> **Direction**: Of the lines in these entries, how many contain the string "page"? Give the number and nothing else.

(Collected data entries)
━━━━

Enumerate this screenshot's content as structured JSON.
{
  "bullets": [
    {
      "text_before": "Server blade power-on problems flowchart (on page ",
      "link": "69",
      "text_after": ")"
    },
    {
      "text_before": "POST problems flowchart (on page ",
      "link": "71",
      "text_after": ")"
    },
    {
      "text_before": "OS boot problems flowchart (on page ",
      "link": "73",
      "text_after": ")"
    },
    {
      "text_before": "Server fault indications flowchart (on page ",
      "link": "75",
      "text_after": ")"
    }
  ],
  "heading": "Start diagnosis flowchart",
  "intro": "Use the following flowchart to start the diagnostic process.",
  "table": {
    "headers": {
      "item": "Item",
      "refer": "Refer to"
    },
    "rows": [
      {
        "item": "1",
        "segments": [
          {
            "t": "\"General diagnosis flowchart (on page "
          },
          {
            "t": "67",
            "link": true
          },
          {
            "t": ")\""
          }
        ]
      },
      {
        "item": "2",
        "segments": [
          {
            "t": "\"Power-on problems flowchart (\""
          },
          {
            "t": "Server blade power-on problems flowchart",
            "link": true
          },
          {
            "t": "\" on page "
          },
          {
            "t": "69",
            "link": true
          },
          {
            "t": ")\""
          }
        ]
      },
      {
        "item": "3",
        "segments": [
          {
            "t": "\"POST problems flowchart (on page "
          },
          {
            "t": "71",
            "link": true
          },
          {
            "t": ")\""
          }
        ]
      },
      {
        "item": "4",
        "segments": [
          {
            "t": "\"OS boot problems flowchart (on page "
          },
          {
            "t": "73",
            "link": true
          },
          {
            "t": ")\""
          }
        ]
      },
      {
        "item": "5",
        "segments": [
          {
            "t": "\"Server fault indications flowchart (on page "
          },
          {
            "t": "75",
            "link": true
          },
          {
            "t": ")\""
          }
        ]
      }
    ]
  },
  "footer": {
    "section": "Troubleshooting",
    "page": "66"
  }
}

━━━━

> **Solution for this problem**: 10